# Data to process
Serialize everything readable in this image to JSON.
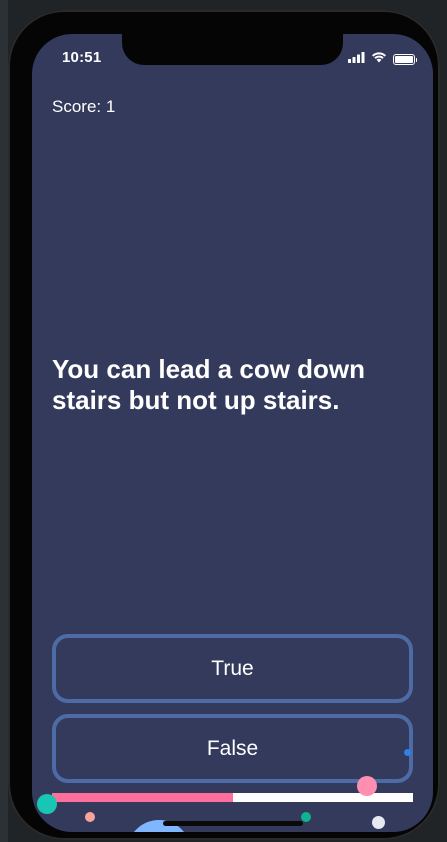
{
  "status_bar": {
    "time": "10:51",
    "icons": [
      "signal-icon",
      "wifi-icon",
      "battery-icon"
    ]
  },
  "game": {
    "score_label": "Score: 1",
    "question": "You can lead a cow down stairs but not up stairs.",
    "answers": {
      "true_label": "True",
      "false_label": "False"
    },
    "progress_fraction": 0.5
  },
  "colors": {
    "background": "#343a5c",
    "button_border": "#4d6ca6",
    "progress_fill": "#ff6f9c",
    "progress_track": "#ffffff",
    "confetti": [
      "#19c6b4",
      "#ff8fb1",
      "#2f80ed",
      "#f7a59b",
      "#0fb38f",
      "#e6e9f0",
      "#7fb6ff",
      "#ff4d4d"
    ]
  }
}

# Objective
In your copy of the listing above, reproduce each line exactly and omit all pictures.

# Written reply
Serialize everything readable in this image to JSON.
{
  "status_bar": {
    "time": "10:51",
    "icons": [
      "signal-icon",
      "wifi-icon",
      "battery-icon"
    ]
  },
  "game": {
    "score_label": "Score: 1",
    "question": "You can lead a cow down stairs but not up stairs.",
    "answers": {
      "true_label": "True",
      "false_label": "False"
    },
    "progress_fraction": 0.5
  },
  "colors": {
    "background": "#343a5c",
    "button_border": "#4d6ca6",
    "progress_fill": "#ff6f9c",
    "progress_track": "#ffffff",
    "confetti": [
      "#19c6b4",
      "#ff8fb1",
      "#2f80ed",
      "#f7a59b",
      "#0fb38f",
      "#e6e9f0",
      "#7fb6ff",
      "#ff4d4d"
    ]
  }
}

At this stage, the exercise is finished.